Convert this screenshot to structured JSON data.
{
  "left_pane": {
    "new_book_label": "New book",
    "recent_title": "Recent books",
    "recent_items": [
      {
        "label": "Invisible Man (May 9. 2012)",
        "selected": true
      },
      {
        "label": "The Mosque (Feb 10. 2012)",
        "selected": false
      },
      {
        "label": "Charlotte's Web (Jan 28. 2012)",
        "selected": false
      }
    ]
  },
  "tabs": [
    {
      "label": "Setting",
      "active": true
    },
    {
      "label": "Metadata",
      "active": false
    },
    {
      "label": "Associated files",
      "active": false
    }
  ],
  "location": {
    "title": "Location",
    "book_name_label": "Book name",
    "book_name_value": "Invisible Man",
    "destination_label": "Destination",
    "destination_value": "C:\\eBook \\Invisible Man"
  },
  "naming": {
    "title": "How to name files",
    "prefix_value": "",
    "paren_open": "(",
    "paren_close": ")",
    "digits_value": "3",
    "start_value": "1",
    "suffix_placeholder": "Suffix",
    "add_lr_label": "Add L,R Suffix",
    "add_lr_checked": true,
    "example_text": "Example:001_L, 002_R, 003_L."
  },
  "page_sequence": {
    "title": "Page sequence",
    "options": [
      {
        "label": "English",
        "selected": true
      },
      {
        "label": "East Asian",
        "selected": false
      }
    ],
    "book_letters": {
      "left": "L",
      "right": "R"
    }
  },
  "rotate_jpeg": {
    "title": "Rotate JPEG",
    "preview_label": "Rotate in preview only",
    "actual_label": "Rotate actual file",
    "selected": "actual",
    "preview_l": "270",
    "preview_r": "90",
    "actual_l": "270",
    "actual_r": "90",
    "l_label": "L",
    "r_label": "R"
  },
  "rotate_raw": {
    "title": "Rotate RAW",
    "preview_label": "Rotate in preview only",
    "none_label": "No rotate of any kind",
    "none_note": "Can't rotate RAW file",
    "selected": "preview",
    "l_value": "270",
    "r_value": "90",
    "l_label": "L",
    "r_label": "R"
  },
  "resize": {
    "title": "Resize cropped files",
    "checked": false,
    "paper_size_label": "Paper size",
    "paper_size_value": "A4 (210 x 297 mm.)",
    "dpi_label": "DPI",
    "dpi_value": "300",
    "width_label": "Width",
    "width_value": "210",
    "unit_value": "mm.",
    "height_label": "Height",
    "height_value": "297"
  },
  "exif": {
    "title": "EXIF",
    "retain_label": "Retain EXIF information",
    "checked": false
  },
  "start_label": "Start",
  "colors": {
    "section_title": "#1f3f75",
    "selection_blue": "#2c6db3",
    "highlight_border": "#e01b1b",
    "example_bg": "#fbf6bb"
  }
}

...

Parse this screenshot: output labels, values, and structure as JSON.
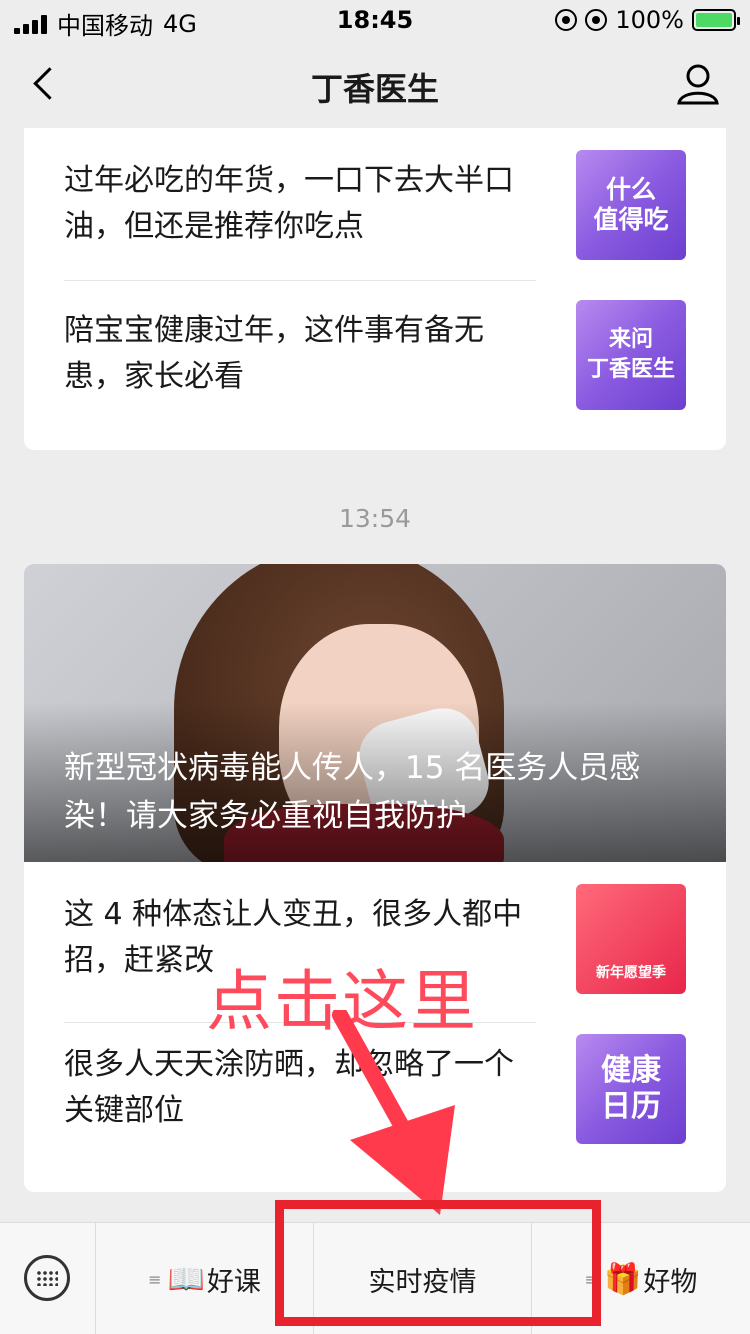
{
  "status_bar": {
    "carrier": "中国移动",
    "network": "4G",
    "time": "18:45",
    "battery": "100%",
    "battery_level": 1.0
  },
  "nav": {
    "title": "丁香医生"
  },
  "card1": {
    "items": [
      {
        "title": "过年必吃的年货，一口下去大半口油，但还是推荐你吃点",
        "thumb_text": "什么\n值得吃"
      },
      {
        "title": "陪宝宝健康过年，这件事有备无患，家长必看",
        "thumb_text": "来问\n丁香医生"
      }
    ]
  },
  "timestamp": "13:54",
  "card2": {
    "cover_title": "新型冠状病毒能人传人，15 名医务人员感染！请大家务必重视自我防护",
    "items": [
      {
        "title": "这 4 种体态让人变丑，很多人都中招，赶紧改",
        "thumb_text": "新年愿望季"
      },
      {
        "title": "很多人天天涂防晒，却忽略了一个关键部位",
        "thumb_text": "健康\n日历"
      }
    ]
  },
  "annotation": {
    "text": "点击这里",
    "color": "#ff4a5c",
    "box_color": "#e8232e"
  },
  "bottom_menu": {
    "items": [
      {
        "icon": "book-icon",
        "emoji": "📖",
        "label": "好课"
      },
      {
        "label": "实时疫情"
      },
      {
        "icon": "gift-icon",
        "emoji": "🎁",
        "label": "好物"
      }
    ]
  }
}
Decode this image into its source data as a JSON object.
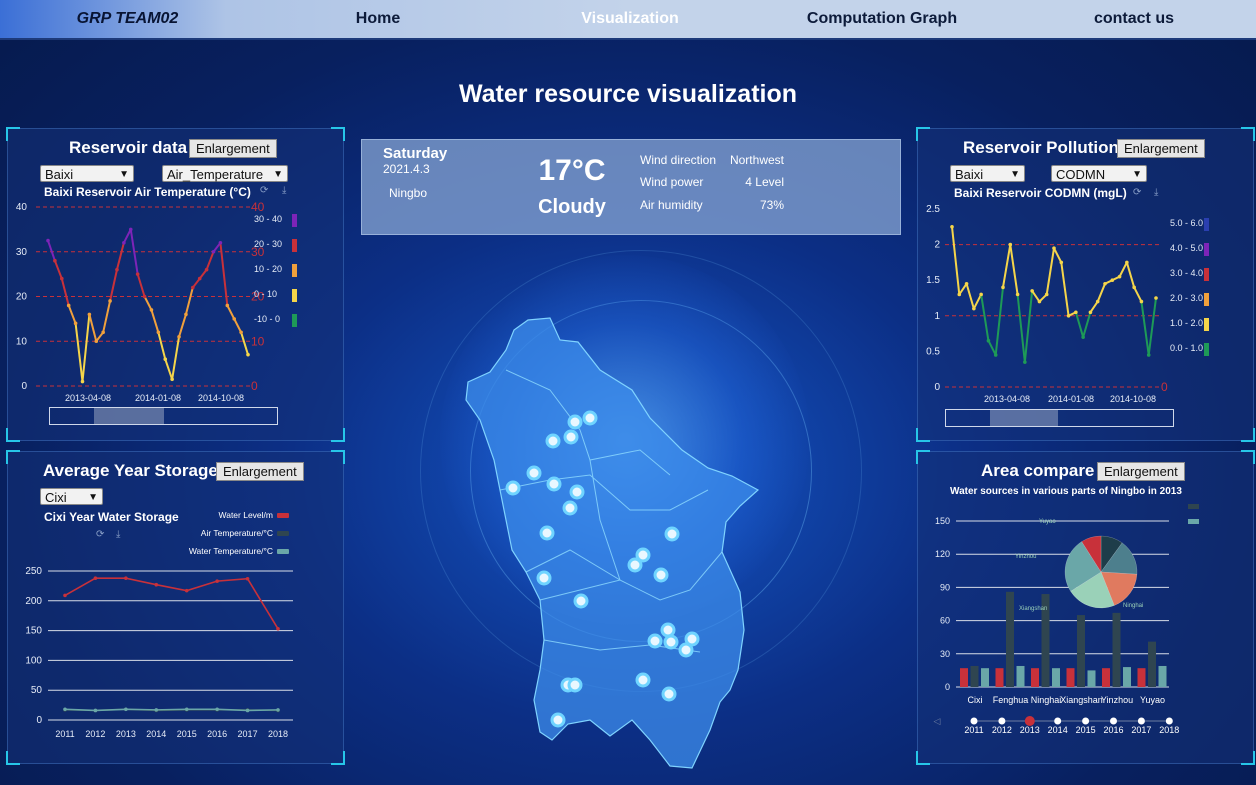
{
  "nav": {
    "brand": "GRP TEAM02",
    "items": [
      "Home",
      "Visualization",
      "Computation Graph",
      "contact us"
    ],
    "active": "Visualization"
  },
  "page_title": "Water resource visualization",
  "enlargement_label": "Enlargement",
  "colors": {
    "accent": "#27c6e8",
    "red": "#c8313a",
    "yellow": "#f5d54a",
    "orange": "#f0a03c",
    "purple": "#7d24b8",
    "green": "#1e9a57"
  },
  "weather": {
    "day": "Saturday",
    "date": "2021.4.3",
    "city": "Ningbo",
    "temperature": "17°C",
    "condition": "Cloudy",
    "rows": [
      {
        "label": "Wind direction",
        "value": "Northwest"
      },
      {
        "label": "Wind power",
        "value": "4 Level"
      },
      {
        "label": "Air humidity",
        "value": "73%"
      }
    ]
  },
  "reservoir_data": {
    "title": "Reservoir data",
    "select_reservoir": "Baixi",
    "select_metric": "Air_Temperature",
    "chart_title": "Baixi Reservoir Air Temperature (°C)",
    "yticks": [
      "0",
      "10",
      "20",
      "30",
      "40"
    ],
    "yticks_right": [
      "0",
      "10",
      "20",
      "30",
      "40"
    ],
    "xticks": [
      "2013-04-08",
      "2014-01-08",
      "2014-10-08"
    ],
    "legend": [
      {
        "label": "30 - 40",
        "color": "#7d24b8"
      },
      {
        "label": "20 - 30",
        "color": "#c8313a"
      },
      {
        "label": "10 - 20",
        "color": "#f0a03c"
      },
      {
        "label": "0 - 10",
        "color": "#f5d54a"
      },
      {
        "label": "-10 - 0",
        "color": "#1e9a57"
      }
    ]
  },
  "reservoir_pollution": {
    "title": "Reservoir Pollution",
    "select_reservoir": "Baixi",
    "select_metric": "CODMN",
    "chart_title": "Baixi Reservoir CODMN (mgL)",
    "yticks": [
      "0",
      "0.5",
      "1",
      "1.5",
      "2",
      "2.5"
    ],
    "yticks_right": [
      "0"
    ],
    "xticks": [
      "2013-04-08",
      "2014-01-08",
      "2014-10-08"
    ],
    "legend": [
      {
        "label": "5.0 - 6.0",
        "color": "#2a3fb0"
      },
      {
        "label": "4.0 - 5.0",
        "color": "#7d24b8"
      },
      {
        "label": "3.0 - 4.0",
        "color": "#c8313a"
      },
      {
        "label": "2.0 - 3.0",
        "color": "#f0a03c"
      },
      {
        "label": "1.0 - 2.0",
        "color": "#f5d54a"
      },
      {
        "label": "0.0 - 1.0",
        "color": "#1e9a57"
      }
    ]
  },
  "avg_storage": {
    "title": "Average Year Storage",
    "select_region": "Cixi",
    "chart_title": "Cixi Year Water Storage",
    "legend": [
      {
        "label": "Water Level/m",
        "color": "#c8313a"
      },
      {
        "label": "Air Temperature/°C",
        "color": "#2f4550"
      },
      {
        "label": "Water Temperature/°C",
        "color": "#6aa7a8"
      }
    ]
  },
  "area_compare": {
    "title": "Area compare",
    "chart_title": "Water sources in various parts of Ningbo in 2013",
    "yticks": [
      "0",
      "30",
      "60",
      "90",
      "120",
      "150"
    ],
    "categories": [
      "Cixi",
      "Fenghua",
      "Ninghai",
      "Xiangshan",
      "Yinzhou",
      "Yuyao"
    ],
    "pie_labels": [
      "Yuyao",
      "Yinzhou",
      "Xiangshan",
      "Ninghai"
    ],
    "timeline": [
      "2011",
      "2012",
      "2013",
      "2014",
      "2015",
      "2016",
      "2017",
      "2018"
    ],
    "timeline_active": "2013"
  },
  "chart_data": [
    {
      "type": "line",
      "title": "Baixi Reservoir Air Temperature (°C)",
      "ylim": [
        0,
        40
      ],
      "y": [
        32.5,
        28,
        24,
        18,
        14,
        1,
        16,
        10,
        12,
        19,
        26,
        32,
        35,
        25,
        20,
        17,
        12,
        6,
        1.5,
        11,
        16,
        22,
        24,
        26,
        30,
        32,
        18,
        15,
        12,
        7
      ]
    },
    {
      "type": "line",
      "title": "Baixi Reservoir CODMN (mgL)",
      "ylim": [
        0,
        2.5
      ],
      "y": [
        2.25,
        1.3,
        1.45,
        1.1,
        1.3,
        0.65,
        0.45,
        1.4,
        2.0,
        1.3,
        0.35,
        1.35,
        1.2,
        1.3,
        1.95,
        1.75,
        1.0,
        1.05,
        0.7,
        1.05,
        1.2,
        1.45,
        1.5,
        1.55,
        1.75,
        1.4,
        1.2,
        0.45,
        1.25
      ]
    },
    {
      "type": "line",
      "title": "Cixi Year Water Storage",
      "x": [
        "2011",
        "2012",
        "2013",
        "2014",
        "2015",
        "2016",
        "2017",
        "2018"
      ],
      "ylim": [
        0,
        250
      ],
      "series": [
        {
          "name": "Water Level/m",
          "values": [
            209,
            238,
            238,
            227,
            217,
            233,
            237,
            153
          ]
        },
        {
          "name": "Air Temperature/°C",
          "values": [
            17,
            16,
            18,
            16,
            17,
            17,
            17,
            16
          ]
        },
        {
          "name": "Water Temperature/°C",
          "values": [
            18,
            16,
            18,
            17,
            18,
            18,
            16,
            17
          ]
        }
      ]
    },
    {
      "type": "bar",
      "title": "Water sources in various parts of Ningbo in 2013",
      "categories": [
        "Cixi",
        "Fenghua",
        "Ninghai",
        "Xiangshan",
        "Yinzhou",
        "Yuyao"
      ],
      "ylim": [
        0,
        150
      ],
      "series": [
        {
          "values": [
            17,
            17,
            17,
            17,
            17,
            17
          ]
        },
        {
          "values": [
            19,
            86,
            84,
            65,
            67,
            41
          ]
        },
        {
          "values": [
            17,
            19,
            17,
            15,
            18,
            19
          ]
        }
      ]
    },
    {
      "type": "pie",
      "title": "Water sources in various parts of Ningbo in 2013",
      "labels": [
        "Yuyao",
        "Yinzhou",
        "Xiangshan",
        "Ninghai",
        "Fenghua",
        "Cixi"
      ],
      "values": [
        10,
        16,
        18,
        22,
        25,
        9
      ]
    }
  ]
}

==

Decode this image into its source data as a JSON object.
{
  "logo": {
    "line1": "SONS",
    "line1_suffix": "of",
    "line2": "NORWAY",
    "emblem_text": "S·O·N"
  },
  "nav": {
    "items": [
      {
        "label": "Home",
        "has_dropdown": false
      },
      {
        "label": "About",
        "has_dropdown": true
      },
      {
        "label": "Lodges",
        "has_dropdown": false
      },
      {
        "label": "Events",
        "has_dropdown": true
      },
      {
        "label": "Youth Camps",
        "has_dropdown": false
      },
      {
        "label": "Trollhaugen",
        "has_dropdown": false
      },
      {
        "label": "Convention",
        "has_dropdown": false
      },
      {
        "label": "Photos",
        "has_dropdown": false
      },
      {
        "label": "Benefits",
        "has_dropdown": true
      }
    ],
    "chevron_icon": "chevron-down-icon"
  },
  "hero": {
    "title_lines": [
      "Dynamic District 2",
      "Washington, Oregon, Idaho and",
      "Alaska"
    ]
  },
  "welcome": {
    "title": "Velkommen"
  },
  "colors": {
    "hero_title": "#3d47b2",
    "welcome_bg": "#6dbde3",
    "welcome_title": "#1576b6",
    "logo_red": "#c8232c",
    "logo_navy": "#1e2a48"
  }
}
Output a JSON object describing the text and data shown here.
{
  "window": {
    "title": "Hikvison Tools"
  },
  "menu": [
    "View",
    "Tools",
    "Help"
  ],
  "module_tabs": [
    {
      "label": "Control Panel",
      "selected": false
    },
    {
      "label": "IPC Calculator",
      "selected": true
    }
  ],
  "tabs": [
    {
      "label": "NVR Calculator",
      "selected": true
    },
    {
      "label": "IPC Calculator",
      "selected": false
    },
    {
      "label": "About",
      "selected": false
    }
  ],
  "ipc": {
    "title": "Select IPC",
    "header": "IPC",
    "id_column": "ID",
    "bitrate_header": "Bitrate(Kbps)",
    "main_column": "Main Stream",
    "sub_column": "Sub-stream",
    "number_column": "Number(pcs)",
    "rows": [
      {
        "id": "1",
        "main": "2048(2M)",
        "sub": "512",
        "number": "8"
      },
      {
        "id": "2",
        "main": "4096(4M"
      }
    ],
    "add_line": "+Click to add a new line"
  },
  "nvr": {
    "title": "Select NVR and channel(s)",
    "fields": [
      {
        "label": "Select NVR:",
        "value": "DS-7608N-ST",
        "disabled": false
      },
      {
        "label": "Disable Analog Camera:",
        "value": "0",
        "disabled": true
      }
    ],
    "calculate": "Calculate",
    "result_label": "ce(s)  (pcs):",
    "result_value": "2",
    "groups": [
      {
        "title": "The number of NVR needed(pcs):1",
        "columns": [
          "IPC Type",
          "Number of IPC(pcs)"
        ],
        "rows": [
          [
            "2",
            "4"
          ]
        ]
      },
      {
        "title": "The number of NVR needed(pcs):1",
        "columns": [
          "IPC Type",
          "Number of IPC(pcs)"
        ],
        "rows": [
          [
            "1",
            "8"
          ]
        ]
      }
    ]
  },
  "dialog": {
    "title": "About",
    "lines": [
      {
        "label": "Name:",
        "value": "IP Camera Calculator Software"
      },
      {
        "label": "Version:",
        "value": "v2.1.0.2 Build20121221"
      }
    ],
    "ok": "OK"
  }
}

THE TASK: Using the listing, copy every line where the word "icon" shows up.

TASK OUTPUT:
        "icon": "book-icon",
        "icon": "gift-icon",
    "chevron_icon": "chevron-down-icon"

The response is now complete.